[Collected data]

◆ ◆ ◆

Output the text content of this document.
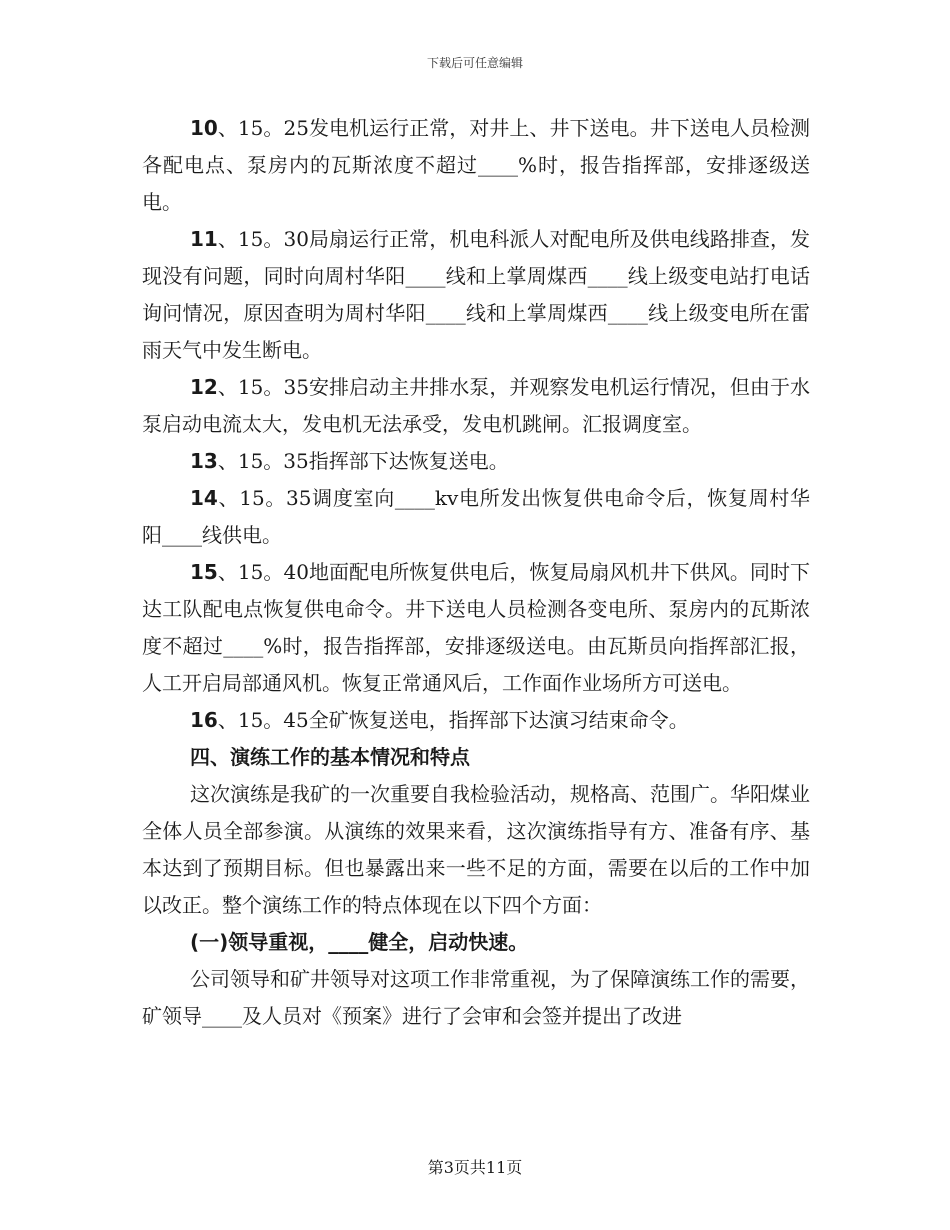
下载后可任意编辑

10、15。25发电机运行正常，对井上、井下送电。井下送电人员检测各配电点、泵房内的瓦斯浓度不超过____%时，报告指挥部，安排逐级送电。

11、15。30局扇运行正常，机电科派人对配电所及供电线路排查，发现没有问题，同时向周村华阳____线和上掌周煤西____线上级变电站打电话询问情况，原因查明为周村华阳____线和上掌周煤西____线上级变电所在雷雨天气中发生断电。

12、15。35安排启动主井排水泵，并观察发电机运行情况，但由于水泵启动电流太大，发电机无法承受，发电机跳闸。汇报调度室。

13、15。35指挥部下达恢复送电。

14、15。35调度室向____kv电所发出恢复供电命令后，恢复周村华阳____线供电。

15、15。40地面配电所恢复供电后，恢复局扇风机井下供风。同时下达工队配电点恢复供电命令。井下送电人员检测各变电所、泵房内的瓦斯浓度不超过____%时，报告指挥部，安排逐级送电。由瓦斯员向指挥部汇报，人工开启局部通风机。恢复正常通风后，工作面作业场所方可送电。

16、15。45全矿恢复送电，指挥部下达演习结束命令。

四、演练工作的基本情况和特点

这次演练是我矿的一次重要自我检验活动，规格高、范围广。华阳煤业全体人员全部参演。从演练的效果来看，这次演练指导有方、准备有序、基本达到了预期目标。但也暴露出来一些不足的方面，需要在以后的工作中加以改正。整个演练工作的特点体现在以下四个方面：

(一)领导重视，____健全，启动快速。

公司领导和矿井领导对这项工作非常重视，为了保障演练工作的需要，矿领导____及人员对《预案》进行了会审和会签并提出了改进

第3页共11页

◆ ◆ ◆

### WHAT IS EXPECTED
Write out the entries above verbatim; the pictures do not belong in your copy.

### CORRECT ANSWER
Output the text content of this document.
下载后可任意编辑

10、15。25发电机运行正常，对井上、井下送电。井下送电人员检测各配电点、泵房内的瓦斯浓度不超过____%时，报告指挥部，安排逐级送电。

11、15。30局扇运行正常，机电科派人对配电所及供电线路排查，发现没有问题，同时向周村华阳____线和上掌周煤西____线上级变电站打电话询问情况，原因查明为周村华阳____线和上掌周煤西____线上级变电所在雷雨天气中发生断电。

12、15。35安排启动主井排水泵，并观察发电机运行情况，但由于水泵启动电流太大，发电机无法承受，发电机跳闸。汇报调度室。

13、15。35指挥部下达恢复送电。

14、15。35调度室向____kv电所发出恢复供电命令后，恢复周村华阳____线供电。

15、15。40地面配电所恢复供电后，恢复局扇风机井下供风。同时下达工队配电点恢复供电命令。井下送电人员检测各变电所、泵房内的瓦斯浓度不超过____%时，报告指挥部，安排逐级送电。由瓦斯员向指挥部汇报，人工开启局部通风机。恢复正常通风后，工作面作业场所方可送电。

16、15。45全矿恢复送电，指挥部下达演习结束命令。

四、演练工作的基本情况和特点

这次演练是我矿的一次重要自我检验活动，规格高、范围广。华阳煤业全体人员全部参演。从演练的效果来看，这次演练指导有方、准备有序、基本达到了预期目标。但也暴露出来一些不足的方面，需要在以后的工作中加以改正。整个演练工作的特点体现在以下四个方面：

(一)领导重视，____健全，启动快速。

公司领导和矿井领导对这项工作非常重视，为了保障演练工作的需要，矿领导____及人员对《预案》进行了会审和会签并提出了改进

第3页共11页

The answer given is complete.